The task: Copy all lines of the listing that include the string "https".

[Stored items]
## Begin
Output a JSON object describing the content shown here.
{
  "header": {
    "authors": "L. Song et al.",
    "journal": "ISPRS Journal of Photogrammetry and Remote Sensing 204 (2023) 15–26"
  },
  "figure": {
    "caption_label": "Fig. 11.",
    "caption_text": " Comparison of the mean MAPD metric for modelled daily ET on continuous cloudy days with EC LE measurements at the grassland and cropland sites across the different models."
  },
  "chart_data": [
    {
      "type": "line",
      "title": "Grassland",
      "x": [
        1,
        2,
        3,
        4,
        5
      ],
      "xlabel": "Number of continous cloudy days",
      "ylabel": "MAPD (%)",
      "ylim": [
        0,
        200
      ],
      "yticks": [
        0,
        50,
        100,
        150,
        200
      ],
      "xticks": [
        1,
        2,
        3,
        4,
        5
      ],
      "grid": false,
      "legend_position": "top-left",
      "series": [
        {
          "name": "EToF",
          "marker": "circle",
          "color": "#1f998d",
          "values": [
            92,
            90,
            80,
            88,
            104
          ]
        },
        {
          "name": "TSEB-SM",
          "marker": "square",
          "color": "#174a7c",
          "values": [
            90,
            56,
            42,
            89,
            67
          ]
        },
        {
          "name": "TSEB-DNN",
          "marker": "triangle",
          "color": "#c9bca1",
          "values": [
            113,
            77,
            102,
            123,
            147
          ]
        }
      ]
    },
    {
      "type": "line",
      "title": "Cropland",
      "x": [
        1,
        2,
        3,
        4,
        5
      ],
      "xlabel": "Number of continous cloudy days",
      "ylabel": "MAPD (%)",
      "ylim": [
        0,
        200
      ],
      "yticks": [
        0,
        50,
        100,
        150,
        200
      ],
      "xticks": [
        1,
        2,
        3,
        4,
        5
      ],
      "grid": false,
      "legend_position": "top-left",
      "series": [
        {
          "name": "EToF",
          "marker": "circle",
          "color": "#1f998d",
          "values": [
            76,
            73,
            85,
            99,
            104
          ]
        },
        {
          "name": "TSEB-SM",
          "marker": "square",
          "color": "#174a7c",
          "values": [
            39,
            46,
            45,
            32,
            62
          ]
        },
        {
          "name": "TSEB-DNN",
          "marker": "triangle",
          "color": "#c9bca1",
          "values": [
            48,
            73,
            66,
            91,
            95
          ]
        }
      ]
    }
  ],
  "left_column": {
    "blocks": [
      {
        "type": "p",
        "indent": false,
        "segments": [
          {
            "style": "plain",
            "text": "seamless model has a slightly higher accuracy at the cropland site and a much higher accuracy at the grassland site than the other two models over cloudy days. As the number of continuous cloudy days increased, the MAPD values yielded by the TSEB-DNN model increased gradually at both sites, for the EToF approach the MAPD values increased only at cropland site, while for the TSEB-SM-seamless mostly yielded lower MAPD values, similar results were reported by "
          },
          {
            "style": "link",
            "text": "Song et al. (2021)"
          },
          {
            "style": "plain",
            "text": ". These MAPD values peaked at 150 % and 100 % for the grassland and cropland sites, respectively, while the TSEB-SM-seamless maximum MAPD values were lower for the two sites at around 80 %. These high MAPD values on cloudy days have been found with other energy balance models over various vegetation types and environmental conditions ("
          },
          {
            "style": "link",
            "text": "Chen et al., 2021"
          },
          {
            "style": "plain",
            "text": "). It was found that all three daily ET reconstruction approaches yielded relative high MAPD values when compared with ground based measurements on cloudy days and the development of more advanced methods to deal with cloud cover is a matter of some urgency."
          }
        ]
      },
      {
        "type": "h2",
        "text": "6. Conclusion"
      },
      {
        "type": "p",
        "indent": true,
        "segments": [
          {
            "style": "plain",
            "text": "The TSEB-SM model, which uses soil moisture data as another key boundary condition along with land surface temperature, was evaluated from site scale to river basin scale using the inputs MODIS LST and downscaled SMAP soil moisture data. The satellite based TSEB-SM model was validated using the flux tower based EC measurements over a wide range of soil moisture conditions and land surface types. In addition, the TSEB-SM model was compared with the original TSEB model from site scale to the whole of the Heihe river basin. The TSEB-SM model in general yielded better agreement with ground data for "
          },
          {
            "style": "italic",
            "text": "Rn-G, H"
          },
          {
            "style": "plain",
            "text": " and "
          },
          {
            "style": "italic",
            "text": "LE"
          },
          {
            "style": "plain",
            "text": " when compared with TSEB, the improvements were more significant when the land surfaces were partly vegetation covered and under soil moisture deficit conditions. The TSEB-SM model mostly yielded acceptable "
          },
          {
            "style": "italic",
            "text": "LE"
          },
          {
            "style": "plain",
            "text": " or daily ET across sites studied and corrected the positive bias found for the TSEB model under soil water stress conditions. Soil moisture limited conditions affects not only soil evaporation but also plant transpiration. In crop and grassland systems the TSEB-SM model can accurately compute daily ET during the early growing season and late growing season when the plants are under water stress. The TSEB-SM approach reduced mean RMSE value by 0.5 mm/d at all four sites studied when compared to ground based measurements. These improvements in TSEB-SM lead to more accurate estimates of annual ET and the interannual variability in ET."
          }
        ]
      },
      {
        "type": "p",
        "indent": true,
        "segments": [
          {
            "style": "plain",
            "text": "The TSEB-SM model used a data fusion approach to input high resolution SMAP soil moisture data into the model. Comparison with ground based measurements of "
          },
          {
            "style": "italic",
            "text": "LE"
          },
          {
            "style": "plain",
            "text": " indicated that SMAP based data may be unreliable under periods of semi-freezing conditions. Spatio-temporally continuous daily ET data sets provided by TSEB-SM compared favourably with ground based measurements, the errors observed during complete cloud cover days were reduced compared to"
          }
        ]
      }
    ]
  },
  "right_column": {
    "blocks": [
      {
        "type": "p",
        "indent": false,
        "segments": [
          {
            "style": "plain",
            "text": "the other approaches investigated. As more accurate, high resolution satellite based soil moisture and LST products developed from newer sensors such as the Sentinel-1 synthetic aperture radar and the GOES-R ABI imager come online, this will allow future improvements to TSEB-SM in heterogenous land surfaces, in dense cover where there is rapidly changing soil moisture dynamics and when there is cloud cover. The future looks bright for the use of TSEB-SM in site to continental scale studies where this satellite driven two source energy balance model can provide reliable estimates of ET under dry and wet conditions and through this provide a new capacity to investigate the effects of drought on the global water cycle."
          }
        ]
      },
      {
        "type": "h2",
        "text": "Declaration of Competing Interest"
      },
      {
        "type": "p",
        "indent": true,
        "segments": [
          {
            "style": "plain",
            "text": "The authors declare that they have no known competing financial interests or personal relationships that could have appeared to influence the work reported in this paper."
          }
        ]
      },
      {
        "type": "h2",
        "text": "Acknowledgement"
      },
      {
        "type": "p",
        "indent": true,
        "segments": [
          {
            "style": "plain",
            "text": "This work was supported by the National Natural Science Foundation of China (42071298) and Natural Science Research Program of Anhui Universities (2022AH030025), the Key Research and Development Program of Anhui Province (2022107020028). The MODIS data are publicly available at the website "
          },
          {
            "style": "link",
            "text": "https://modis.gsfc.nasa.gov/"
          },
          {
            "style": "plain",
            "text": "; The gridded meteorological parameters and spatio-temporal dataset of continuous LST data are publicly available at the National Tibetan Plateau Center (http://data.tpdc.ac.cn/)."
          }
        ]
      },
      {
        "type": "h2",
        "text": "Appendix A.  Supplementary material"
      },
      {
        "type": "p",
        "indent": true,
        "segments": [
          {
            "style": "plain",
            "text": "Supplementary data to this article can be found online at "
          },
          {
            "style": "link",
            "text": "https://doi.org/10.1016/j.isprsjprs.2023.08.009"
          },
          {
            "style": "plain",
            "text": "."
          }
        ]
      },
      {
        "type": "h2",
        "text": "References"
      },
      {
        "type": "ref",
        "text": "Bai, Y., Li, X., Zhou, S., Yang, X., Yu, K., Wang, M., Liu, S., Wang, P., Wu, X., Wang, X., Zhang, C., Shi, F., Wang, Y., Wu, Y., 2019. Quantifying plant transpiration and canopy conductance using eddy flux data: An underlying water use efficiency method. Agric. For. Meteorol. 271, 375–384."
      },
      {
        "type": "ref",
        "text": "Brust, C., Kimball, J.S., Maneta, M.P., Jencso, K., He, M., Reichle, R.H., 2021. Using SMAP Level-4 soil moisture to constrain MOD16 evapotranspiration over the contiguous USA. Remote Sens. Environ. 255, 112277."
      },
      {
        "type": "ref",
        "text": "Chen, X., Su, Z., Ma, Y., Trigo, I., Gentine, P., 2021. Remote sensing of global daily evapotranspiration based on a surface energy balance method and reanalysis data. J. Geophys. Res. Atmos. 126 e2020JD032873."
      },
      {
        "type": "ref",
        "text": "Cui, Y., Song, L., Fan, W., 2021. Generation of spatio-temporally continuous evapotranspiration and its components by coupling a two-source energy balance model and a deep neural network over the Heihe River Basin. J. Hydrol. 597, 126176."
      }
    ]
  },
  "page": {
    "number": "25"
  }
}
## End
Answer to the task:
            "text": "https://modis.gsfc.nasa.gov/"
            "text": "https://doi.org/10.1016/j.isprsjprs.2023.08.009"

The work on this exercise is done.